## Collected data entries
□ □ □ □ □ □ □

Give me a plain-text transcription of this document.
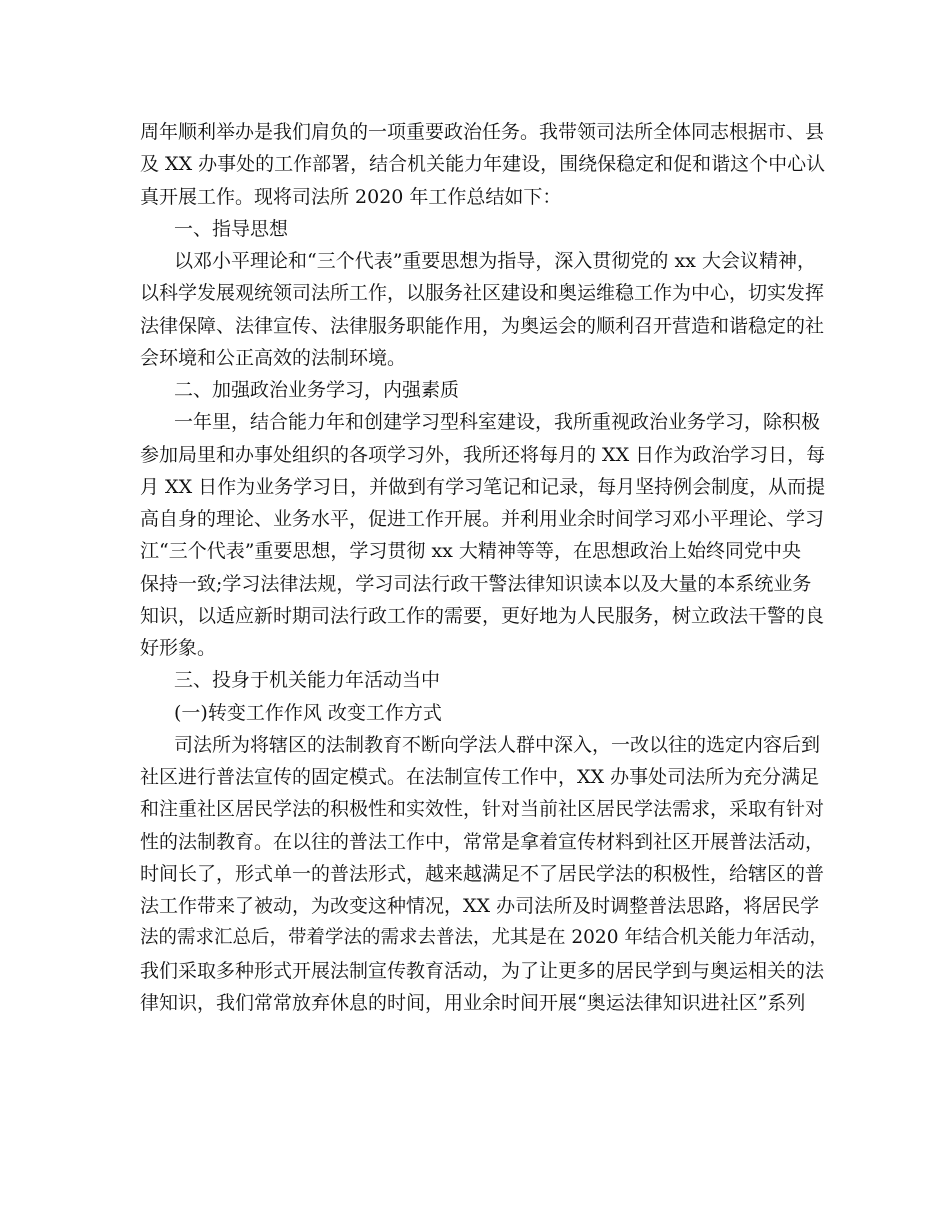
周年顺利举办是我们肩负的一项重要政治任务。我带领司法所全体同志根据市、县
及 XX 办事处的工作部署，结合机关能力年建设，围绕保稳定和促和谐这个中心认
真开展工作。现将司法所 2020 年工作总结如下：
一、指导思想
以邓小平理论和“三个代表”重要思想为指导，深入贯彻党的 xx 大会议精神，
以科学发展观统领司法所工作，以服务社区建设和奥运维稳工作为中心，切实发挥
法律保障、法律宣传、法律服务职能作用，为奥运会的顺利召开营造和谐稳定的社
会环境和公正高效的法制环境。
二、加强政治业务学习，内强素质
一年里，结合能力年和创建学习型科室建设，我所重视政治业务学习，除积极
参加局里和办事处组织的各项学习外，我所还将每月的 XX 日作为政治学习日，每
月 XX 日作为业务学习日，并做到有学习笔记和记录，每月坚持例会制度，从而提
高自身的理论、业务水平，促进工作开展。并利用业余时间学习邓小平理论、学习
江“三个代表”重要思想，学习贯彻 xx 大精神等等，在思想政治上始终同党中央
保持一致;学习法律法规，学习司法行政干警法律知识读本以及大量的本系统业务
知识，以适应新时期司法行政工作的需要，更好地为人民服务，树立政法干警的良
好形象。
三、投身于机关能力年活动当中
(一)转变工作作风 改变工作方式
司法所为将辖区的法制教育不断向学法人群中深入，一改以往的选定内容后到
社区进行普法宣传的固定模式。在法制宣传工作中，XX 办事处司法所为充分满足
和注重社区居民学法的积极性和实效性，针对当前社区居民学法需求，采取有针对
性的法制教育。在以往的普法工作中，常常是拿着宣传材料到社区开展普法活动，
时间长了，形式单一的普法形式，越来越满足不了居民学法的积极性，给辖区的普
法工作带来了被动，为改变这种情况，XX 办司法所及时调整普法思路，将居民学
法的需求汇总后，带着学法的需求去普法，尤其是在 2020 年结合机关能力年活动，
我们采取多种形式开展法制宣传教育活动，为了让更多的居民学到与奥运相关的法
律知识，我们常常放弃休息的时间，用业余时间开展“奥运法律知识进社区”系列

□ □ □ □ □ □ □

## Exercise
Copy down every line of the entries containing the word "三个代表".

## Exercise result
以邓小平理论和“三个代表”重要思想为指导，深入贯彻党的 xx 大会议精神，
江“三个代表”重要思想，学习贯彻 xx 大精神等等，在思想政治上始终同党中央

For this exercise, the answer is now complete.